To be done
Every entry below must be repeated exactly; skip the pictures.

Excerpted data
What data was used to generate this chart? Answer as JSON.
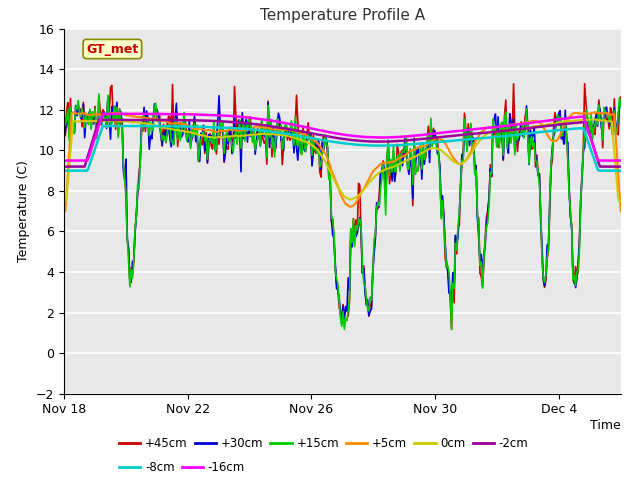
{
  "title": "Temperature Profile A",
  "xlabel": "Time",
  "ylabel": "Temperature (C)",
  "ylim": [
    -2,
    16
  ],
  "yticks": [
    -2,
    0,
    2,
    4,
    6,
    8,
    10,
    12,
    14,
    16
  ],
  "plot_bg": "#e8e8e8",
  "annotation_label": "GT_met",
  "annotation_color": "#cc0000",
  "annotation_bg": "#ffffcc",
  "annotation_edge": "#888800",
  "series": [
    {
      "label": "+45cm",
      "color": "#cc0000",
      "lw": 1.2
    },
    {
      "label": "+30cm",
      "color": "#0000dd",
      "lw": 1.2
    },
    {
      "label": "+15cm",
      "color": "#00cc00",
      "lw": 1.2
    },
    {
      "label": "+5cm",
      "color": "#ff8800",
      "lw": 1.5
    },
    {
      "label": "0cm",
      "color": "#cccc00",
      "lw": 1.5
    },
    {
      "label": "-2cm",
      "color": "#990099",
      "lw": 1.8
    },
    {
      "label": "-8cm",
      "color": "#00cccc",
      "lw": 1.8
    },
    {
      "label": "-16cm",
      "color": "#ff00ff",
      "lw": 1.8
    }
  ],
  "xtick_labels": [
    "Nov 18",
    "Nov 22",
    "Nov 26",
    "Nov 30",
    "Dec 4"
  ],
  "xtick_positions": [
    0,
    4,
    8,
    12,
    16
  ],
  "legend_rows": [
    [
      "+45cm",
      "+30cm",
      "+15cm",
      "+5cm",
      "0cm",
      "-2cm"
    ],
    [
      "-8cm",
      "-16cm"
    ]
  ]
}
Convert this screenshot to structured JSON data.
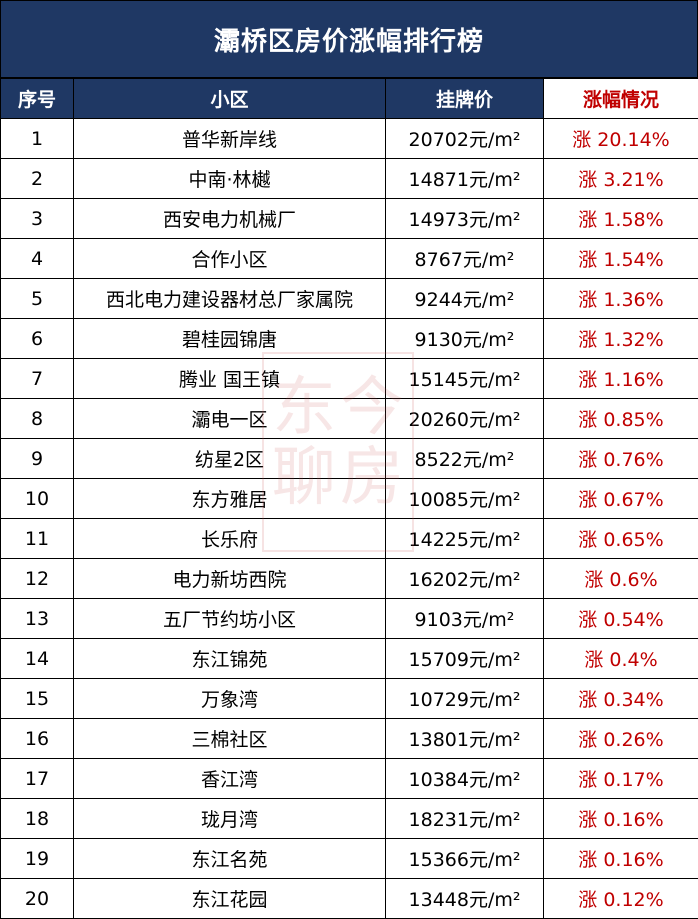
{
  "title": "灞桥区房价涨幅排行榜",
  "headers": {
    "index": "序号",
    "community": "小区",
    "price": "挂牌价",
    "change": "涨幅情况"
  },
  "rows": [
    {
      "index": "1",
      "community": "普华新岸线",
      "price": "20702元/m²",
      "change": "涨 20.14%"
    },
    {
      "index": "2",
      "community": "中南·林樾",
      "price": "14871元/m²",
      "change": "涨 3.21%"
    },
    {
      "index": "3",
      "community": "西安电力机械厂",
      "price": "14973元/m²",
      "change": "涨 1.58%"
    },
    {
      "index": "4",
      "community": "合作小区",
      "price": "8767元/m²",
      "change": "涨 1.54%"
    },
    {
      "index": "5",
      "community": "西北电力建设器材总厂家属院",
      "price": "9244元/m²",
      "change": "涨 1.36%"
    },
    {
      "index": "6",
      "community": "碧桂园锦唐",
      "price": "9130元/m²",
      "change": "涨 1.32%"
    },
    {
      "index": "7",
      "community": "腾业 国王镇",
      "price": "15145元/m²",
      "change": "涨 1.16%"
    },
    {
      "index": "8",
      "community": "灞电一区",
      "price": "20260元/m²",
      "change": "涨 0.85%"
    },
    {
      "index": "9",
      "community": "纺星2区",
      "price": "8522元/m²",
      "change": "涨 0.76%"
    },
    {
      "index": "10",
      "community": "东方雅居",
      "price": "10085元/m²",
      "change": "涨 0.67%"
    },
    {
      "index": "11",
      "community": "长乐府",
      "price": "14225元/m²",
      "change": "涨 0.65%"
    },
    {
      "index": "12",
      "community": "电力新坊西院",
      "price": "16202元/m²",
      "change": "涨 0.6%"
    },
    {
      "index": "13",
      "community": "五厂节约坊小区",
      "price": "9103元/m²",
      "change": "涨 0.54%"
    },
    {
      "index": "14",
      "community": "东江锦苑",
      "price": "15709元/m²",
      "change": "涨 0.4%"
    },
    {
      "index": "15",
      "community": "万象湾",
      "price": "10729元/m²",
      "change": "涨 0.34%"
    },
    {
      "index": "16",
      "community": "三棉社区",
      "price": "13801元/m²",
      "change": "涨 0.26%"
    },
    {
      "index": "17",
      "community": "香江湾",
      "price": "10384元/m²",
      "change": "涨 0.17%"
    },
    {
      "index": "18",
      "community": "珑月湾",
      "price": "18231元/m²",
      "change": "涨 0.16%"
    },
    {
      "index": "19",
      "community": "东江名苑",
      "price": "15366元/m²",
      "change": "涨 0.16%"
    },
    {
      "index": "20",
      "community": "东江花园",
      "price": "13448元/m²",
      "change": "涨 0.12%"
    }
  ],
  "watermark": {
    "chars": [
      "东",
      "今",
      "聊",
      "房"
    ]
  },
  "colors": {
    "header_bg": "#1f3864",
    "header_text": "#ffffff",
    "change_text": "#c00000",
    "border": "#000000"
  }
}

Task answer
What data was used to generate this chart? Answer as JSON.
{
  "title": "Temperature Profile A",
  "xlabel": "Time",
  "ylabel": "Temperature (C)",
  "ylim": [
    -2,
    16
  ],
  "yticks": [
    -2,
    0,
    2,
    4,
    6,
    8,
    10,
    12,
    14,
    16
  ],
  "plot_bg": "#e8e8e8",
  "annotation_label": "GT_met",
  "annotation_color": "#cc0000",
  "annotation_bg": "#ffffcc",
  "annotation_edge": "#888800",
  "series": [
    {
      "label": "+45cm",
      "color": "#cc0000",
      "lw": 1.2
    },
    {
      "label": "+30cm",
      "color": "#0000dd",
      "lw": 1.2
    },
    {
      "label": "+15cm",
      "color": "#00cc00",
      "lw": 1.2
    },
    {
      "label": "+5cm",
      "color": "#ff8800",
      "lw": 1.5
    },
    {
      "label": "0cm",
      "color": "#cccc00",
      "lw": 1.5
    },
    {
      "label": "-2cm",
      "color": "#990099",
      "lw": 1.8
    },
    {
      "label": "-8cm",
      "color": "#00cccc",
      "lw": 1.8
    },
    {
      "label": "-16cm",
      "color": "#ff00ff",
      "lw": 1.8
    }
  ],
  "xtick_labels": [
    "Nov 18",
    "Nov 22",
    "Nov 26",
    "Nov 30",
    "Dec 4"
  ],
  "xtick_positions": [
    0,
    4,
    8,
    12,
    16
  ],
  "legend_rows": [
    [
      "+45cm",
      "+30cm",
      "+15cm",
      "+5cm",
      "0cm",
      "-2cm"
    ],
    [
      "-8cm",
      "-16cm"
    ]
  ]
}
Convert this screenshot to structured JSON data.
{
  "title": "灞桥区房价涨幅排行榜",
  "headers": {
    "index": "序号",
    "community": "小区",
    "price": "挂牌价",
    "change": "涨幅情况"
  },
  "rows": [
    {
      "index": "1",
      "community": "普华新岸线",
      "price": "20702元/m²",
      "change": "涨 20.14%"
    },
    {
      "index": "2",
      "community": "中南·林樾",
      "price": "14871元/m²",
      "change": "涨 3.21%"
    },
    {
      "index": "3",
      "community": "西安电力机械厂",
      "price": "14973元/m²",
      "change": "涨 1.58%"
    },
    {
      "index": "4",
      "community": "合作小区",
      "price": "8767元/m²",
      "change": "涨 1.54%"
    },
    {
      "index": "5",
      "community": "西北电力建设器材总厂家属院",
      "price": "9244元/m²",
      "change": "涨 1.36%"
    },
    {
      "index": "6",
      "community": "碧桂园锦唐",
      "price": "9130元/m²",
      "change": "涨 1.32%"
    },
    {
      "index": "7",
      "community": "腾业 国王镇",
      "price": "15145元/m²",
      "change": "涨 1.16%"
    },
    {
      "index": "8",
      "community": "灞电一区",
      "price": "20260元/m²",
      "change": "涨 0.85%"
    },
    {
      "index": "9",
      "community": "纺星2区",
      "price": "8522元/m²",
      "change": "涨 0.76%"
    },
    {
      "index": "10",
      "community": "东方雅居",
      "price": "10085元/m²",
      "change": "涨 0.67%"
    },
    {
      "index": "11",
      "community": "长乐府",
      "price": "14225元/m²",
      "change": "涨 0.65%"
    },
    {
      "index": "12",
      "community": "电力新坊西院",
      "price": "16202元/m²",
      "change": "涨 0.6%"
    },
    {
      "index": "13",
      "community": "五厂节约坊小区",
      "price": "9103元/m²",
      "change": "涨 0.54%"
    },
    {
      "index": "14",
      "community": "东江锦苑",
      "price": "15709元/m²",
      "change": "涨 0.4%"
    },
    {
      "index": "15",
      "community": "万象湾",
      "price": "10729元/m²",
      "change": "涨 0.34%"
    },
    {
      "index": "16",
      "community": "三棉社区",
      "price": "13801元/m²",
      "change": "涨 0.26%"
    },
    {
      "index": "17",
      "community": "香江湾",
      "price": "10384元/m²",
      "change": "涨 0.17%"
    },
    {
      "index": "18",
      "community": "珑月湾",
      "price": "18231元/m²",
      "change": "涨 0.16%"
    },
    {
      "index": "19",
      "community": "东江名苑",
      "price": "15366元/m²",
      "change": "涨 0.16%"
    },
    {
      "index": "20",
      "community": "东江花园",
      "price": "13448元/m²",
      "change": "涨 0.12%"
    }
  ],
  "watermark": {
    "chars": [
      "东",
      "今",
      "聊",
      "房"
    ]
  },
  "colors": {
    "header_bg": "#1f3864",
    "header_text": "#ffffff",
    "change_text": "#c00000",
    "border": "#000000"
  }
}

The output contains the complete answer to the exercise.